DO THIS: Copy every line with the string "mentioned" in it.

## begin EXERCISE MATERIAL

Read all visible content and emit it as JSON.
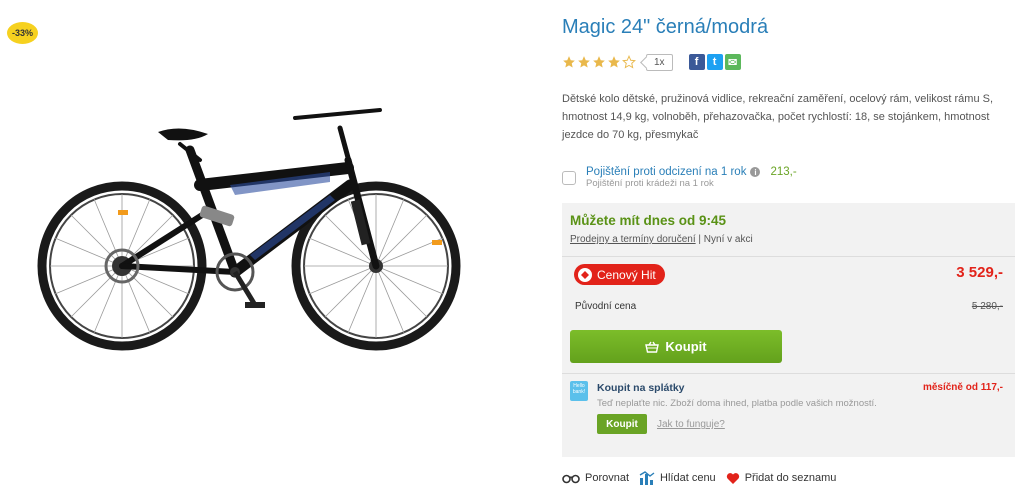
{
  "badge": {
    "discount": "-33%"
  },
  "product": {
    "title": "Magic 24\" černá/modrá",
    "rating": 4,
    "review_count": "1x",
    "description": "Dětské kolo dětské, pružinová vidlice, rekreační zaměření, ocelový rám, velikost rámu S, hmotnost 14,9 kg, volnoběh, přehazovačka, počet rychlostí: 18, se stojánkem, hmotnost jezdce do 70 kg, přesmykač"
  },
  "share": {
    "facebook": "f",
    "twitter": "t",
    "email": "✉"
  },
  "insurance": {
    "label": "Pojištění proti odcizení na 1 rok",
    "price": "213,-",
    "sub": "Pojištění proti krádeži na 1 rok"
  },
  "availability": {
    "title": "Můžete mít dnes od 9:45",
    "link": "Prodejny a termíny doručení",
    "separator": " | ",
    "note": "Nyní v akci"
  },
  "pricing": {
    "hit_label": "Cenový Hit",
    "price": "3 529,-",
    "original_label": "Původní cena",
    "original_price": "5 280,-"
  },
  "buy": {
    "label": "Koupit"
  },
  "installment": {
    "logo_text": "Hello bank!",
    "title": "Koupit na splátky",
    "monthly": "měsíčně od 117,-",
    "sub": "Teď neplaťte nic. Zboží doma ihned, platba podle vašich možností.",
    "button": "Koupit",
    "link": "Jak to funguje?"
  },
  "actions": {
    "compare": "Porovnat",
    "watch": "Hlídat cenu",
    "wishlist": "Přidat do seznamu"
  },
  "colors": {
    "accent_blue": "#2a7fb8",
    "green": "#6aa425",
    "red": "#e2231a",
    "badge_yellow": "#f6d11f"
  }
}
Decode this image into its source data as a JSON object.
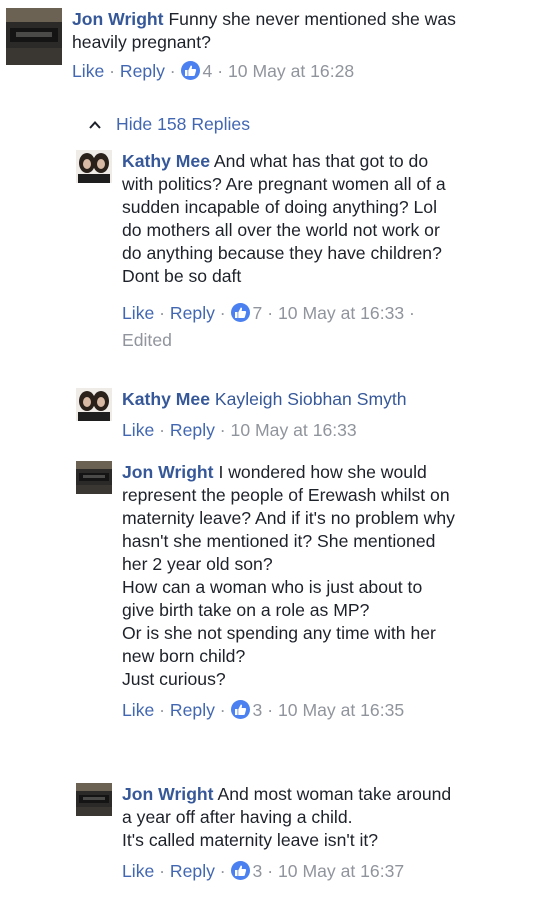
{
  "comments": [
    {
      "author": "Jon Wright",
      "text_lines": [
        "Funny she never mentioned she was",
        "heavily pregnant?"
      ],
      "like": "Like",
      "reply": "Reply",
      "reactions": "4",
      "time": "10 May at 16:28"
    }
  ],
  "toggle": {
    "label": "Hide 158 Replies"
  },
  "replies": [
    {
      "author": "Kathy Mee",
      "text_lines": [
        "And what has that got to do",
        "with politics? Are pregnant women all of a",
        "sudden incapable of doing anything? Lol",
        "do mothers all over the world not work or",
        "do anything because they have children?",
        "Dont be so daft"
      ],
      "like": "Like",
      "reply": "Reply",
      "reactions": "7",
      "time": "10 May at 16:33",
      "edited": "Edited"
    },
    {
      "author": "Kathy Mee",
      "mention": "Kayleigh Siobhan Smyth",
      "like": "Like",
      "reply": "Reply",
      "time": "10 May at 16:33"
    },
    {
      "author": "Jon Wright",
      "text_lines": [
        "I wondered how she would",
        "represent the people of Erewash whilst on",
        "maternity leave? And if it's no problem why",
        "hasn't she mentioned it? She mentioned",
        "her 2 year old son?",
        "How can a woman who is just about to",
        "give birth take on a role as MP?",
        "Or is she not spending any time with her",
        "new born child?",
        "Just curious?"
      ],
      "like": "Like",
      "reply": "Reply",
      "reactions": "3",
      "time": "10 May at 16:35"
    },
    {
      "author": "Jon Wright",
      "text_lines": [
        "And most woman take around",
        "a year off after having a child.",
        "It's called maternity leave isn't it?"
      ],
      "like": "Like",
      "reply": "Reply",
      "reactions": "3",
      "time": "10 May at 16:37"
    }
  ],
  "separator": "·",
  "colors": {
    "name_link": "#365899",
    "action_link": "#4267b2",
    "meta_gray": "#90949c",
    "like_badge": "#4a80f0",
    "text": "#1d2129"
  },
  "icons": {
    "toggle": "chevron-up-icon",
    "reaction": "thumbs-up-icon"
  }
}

## end EXERCISE MATERIAL
## begin EXERCISE MATERIAL

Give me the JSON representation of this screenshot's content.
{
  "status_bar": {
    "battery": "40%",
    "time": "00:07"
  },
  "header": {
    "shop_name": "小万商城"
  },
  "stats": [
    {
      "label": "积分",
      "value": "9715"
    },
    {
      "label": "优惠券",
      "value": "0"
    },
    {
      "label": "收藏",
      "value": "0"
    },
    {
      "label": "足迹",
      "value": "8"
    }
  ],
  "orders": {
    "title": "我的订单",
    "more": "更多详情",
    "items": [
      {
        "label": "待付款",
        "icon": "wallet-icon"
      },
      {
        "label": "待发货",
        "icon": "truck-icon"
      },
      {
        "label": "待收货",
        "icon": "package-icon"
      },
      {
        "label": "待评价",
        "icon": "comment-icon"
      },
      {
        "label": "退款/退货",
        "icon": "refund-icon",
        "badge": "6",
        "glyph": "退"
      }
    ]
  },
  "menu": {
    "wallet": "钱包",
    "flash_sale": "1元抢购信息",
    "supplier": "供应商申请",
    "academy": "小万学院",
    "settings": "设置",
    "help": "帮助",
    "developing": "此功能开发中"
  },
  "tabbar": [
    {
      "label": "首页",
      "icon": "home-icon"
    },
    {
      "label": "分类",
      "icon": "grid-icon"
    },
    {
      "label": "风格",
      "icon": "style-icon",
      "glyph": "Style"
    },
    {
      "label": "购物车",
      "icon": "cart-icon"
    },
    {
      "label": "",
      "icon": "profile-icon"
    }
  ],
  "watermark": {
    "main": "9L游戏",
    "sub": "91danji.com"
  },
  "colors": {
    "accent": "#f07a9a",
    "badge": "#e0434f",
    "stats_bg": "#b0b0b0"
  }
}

## end EXERCISE MATERIAL

REPLY:
        "Funny she never mentioned she was",
        "hasn't she mentioned it? She mentioned",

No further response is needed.